**REQUIREMENT 1:** Copy these lines from the listing verbatim: begin at the line that contains "parish-label-east-baton-rouge: East Baton" and stop after the line that contains "441, 53, 465]".

**SELECTED TEXT:**

The judges said: “This is an exciting initiative with big ambitions and a company always looking to do more. There is a comprehensive range of waste streams and a good recycling rate. It would have benefitted from more evidence of senior management buy-in and communication with the public.”

Bluewater shopping centre in Kent has 330 stores and over 55 bars, restaurants and cafes, attracting 28.1 million visitors each year. It achieved zero waste to landfill in 2009, as a result of its partnership between its owners Lend Lease and Veolia Environmental Services (VES). This has seen the shopping centre achieve 90% recycling and 10% energy recovery, and landfill diversion fall from 45% to zero in five years.

In 2013, waste from its retailers and site operations accounted for 83% of all its waste generated, while the remaining 17% was shopfit waste.

Bluewater reports on 54 separate waste streams, including road sweepings. But based on its previous waste model, the shopping centre’s recycling rate would stagnate at 90%. To achieve a higher level of recycling, it needed a new waste management model.  So in 2013, a new contract was signed between Land Lease/Bluewater and VES. This commits to achieving 99% recycling for all its waste by 2016 and contractually obliges VES to challenge the status quo and strive for improved waste management.

Staged targets were agreed between both parties, building up to the 99% recycling rate by 2016.

**PROVIDED RECORDS:**
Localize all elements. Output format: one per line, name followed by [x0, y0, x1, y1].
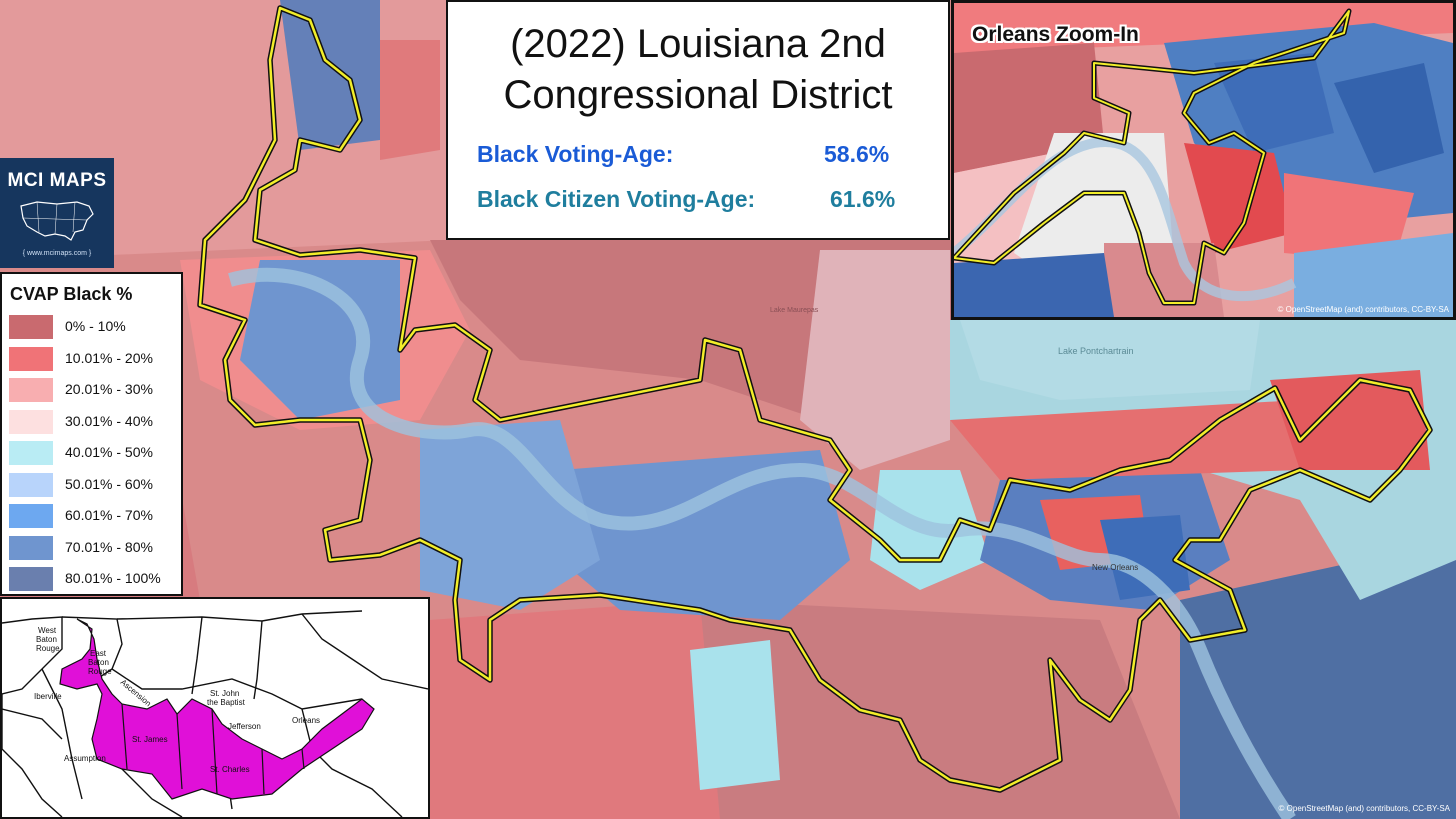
parish-label-east-baton-rouge: East Baton Rouge	[88, 649, 112, 676]
zoom-inset-title: Orleans Zoom-In	[972, 23, 1139, 46]
legend-swatch	[9, 472, 53, 497]
title-line-1: (2022) Louisiana 2nd	[510, 22, 886, 66]
parish-label-st-james: St. James	[132, 735, 168, 744]
lake-pontchartrain-label: Lake Pontchartrain	[1058, 346, 1134, 356]
legend-swatch	[9, 441, 53, 465]
parish-label-assumption: Assumption	[64, 754, 106, 763]
new-orleans-label: New Orleans	[1092, 563, 1138, 572]
parish-locator-svg: West Baton Rouge East Baton Rouge Ibervi…	[2, 599, 428, 817]
legend-item: 80.01% - 100%	[9, 567, 179, 591]
district-parishes-highlight	[59, 618, 375, 800]
legend-label: 80.01% - 100%	[65, 570, 161, 586]
orleans-zoom-map	[954, 3, 1453, 317]
legend-item: 20.01% - 30%	[9, 378, 179, 402]
parish-locator-map: West Baton Rouge East Baton Rouge Ibervi…	[0, 597, 430, 819]
legend-label: 50.01% - 60%	[65, 475, 153, 492]
legend-item: 70.01% - 80%	[9, 535, 179, 560]
legend-swatch	[9, 535, 53, 560]
legend-swatch	[9, 315, 53, 339]
lake-maurepas-label: Lake Maurepas	[770, 307, 819, 314]
legend-label: 60.01% - 70%	[65, 507, 153, 523]
legend-label: 20.01% - 30%	[65, 381, 153, 397]
mci-maps-logo: MCI MAPS { www.mcimaps.com }	[0, 158, 114, 268]
legend-swatch	[9, 504, 53, 528]
legend-item: 0% - 10%	[9, 315, 179, 339]
parish-label-st-charles: St. Charles	[210, 765, 250, 774]
logo-name: MCI MAPS	[7, 170, 107, 191]
cvap-legend: CVAP Black % 0% - 10% 10.01% - 20% 20.01…	[0, 272, 183, 596]
black-voting-age-value: 58.6%	[824, 141, 890, 167]
parish-label-iberville: Iberville	[34, 692, 62, 701]
legend-label: 30.01% - 40%	[65, 412, 153, 429]
parish-label-orleans: Orleans	[292, 716, 320, 725]
black-citizen-voting-age-value: 61.6%	[830, 186, 896, 212]
legend-label: 0% - 10%	[65, 318, 126, 334]
zoom-inset-credit: © OpenStreetMap (and) contributors, CC-B…	[1277, 305, 1449, 314]
parish-label-jefferson: Jefferson	[228, 722, 261, 731]
legend-label: 70.01% - 80%	[65, 538, 153, 555]
legend-item: 10.01% - 20%	[9, 346, 179, 371]
legend-swatch	[9, 409, 53, 434]
legend-label: 10.01% - 20%	[65, 349, 153, 366]
orleans-zoom-inset: Orleans Zoom-In © OpenStreetMap (and) co…	[951, 0, 1456, 320]
black-voting-age-label: Black Voting-Age:	[477, 141, 674, 167]
legend-item: 40.01% - 50%	[9, 441, 179, 465]
legend-swatch	[9, 567, 53, 591]
logo-url: { www.mcimaps.com }	[22, 250, 92, 257]
parish-label-st-john-the-baptist: St. John the Baptist	[207, 689, 246, 707]
legend-item: 60.01% - 70%	[9, 504, 179, 528]
legend-item: 50.01% - 60%	[9, 472, 179, 497]
map-credit: © OpenStreetMap (and) contributors, CC-B…	[1278, 804, 1450, 813]
legend-item: 30.01% - 40%	[9, 409, 179, 434]
legend-label: 40.01% - 50%	[65, 444, 153, 460]
title-box: (2022) Louisiana 2nd Congressional Distr…	[446, 0, 950, 240]
legend-swatch	[9, 346, 53, 371]
legend-title: CVAP Black %	[10, 284, 133, 304]
title-line-2: Congressional District	[503, 73, 893, 117]
legend-swatch	[9, 378, 53, 402]
black-citizen-voting-age-label: Black Citizen Voting-Age:	[477, 186, 756, 212]
parish-label-west-baton-rouge: West Baton Rouge	[36, 626, 60, 653]
us-map-icon	[20, 201, 94, 241]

**REQUIREMENT 2:** Summarize the passage on Bluewater shopping centre's waste management in three sentences.

**FULL SOLUTION 1:**
parish-label-east-baton-rouge: East Baton Rouge	[88, 649, 112, 676]
zoom-inset-title: Orleans Zoom-In	[972, 23, 1139, 46]
legend-swatch	[9, 472, 53, 497]
title-line-1: (2022) Louisiana 2nd	[510, 22, 886, 66]
parish-label-st-james: St. James	[132, 735, 168, 744]
lake-pontchartrain-label: Lake Pontchartrain	[1058, 346, 1134, 356]
legend-swatch	[9, 441, 53, 465]

**FULL SOLUTION 2:** Judges praised the initiative's ambition, its range of waste streams and its recycling rate, but wanted more evidence of senior management buy-in and communication with the public. Bluewater shopping centre in Kent reached zero waste to landfill in 2009 through a partnership between its owners Lend Lease and Veolia Environmental Services, achieving 90% recycling and 10% energy recovery. Because its previous waste model would have kept recycling at 90%, a new contract signed in 2013 commits it to 99% recycling of all its waste by 2016, with staged targets along the way.